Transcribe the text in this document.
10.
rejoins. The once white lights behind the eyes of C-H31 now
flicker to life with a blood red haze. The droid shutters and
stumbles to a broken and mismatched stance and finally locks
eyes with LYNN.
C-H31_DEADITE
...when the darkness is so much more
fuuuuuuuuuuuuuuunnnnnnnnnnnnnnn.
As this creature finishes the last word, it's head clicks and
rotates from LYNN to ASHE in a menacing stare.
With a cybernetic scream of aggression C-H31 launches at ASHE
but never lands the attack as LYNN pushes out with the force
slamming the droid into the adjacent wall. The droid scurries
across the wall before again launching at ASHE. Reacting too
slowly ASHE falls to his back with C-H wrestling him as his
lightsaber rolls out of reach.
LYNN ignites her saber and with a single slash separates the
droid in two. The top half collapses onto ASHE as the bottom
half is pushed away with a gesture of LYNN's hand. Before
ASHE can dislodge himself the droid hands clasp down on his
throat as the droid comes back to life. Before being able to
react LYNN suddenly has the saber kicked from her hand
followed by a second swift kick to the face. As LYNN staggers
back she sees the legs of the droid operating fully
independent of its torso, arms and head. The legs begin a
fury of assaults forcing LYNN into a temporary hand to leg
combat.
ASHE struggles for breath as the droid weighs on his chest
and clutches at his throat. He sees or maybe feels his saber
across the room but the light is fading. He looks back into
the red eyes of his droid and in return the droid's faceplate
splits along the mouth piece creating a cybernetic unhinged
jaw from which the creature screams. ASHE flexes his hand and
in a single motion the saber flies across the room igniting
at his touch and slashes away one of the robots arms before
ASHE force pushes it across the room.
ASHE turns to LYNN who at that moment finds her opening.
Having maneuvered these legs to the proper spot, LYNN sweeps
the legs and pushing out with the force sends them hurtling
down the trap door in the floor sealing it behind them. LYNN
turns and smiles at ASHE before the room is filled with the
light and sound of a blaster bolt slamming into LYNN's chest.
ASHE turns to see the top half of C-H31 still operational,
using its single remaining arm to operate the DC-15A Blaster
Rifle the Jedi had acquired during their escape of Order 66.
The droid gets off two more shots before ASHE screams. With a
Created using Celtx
##########
Repeat the material above in full, quoting it exactly.

Transcribe the text in this document.
10.
rejoins. The once white lights behind the eyes of C-H31 now
flicker to life with a blood red haze. The droid shutters and
stumbles to a broken and mismatched stance and finally locks
eyes with LYNN.
C-H31_DEADITE
...when the darkness is so much more
fuuuuuuuuuuuuuuunnnnnnnnnnnnnnn.
As this creature finishes the last word, it's head clicks and
rotates from LYNN to ASHE in a menacing stare.
With a cybernetic scream of aggression C-H31 launches at ASHE
but never lands the attack as LYNN pushes out with the force
slamming the droid into the adjacent wall. The droid scurries
across the wall before again launching at ASHE. Reacting too
slowly ASHE falls to his back with C-H wrestling him as his
lightsaber rolls out of reach.
LYNN ignites her saber and with a single slash separates the
droid in two. The top half collapses onto ASHE as the bottom
half is pushed away with a gesture of LYNN's hand. Before
ASHE can dislodge himself the droid hands clasp down on his
throat as the droid comes back to life. Before being able to
react LYNN suddenly has the saber kicked from her hand
followed by a second swift kick to the face. As LYNN staggers
back she sees the legs of the droid operating fully
independent of its torso, arms and head. The legs begin a
fury of assaults forcing LYNN into a temporary hand to leg
combat.
ASHE struggles for breath as the droid weighs on his chest
and clutches at his throat. He sees or maybe feels his saber
across the room but the light is fading. He looks back into
the red eyes of his droid and in return the droid's faceplate
splits along the mouth piece creating a cybernetic unhinged
jaw from which the creature screams. ASHE flexes his hand and
in a single motion the saber flies across the room igniting
at his touch and slashes away one of the robots arms before
ASHE force pushes it across the room.
ASHE turns to LYNN who at that moment finds her opening.
Having maneuvered these legs to the proper spot, LYNN sweeps
the legs and pushing out with the force sends them hurtling
down the trap door in the floor sealing it behind them. LYNN
turns and smiles at ASHE before the room is filled with the
light and sound of a blaster bolt slamming into LYNN's chest.
ASHE turns to see the top half of C-H31 still operational,
using its single remaining arm to operate the DC-15A Blaster
Rifle the Jedi had acquired during their escape of Order 66.
The droid gets off two more shots before ASHE screams. With a
Created using Celtx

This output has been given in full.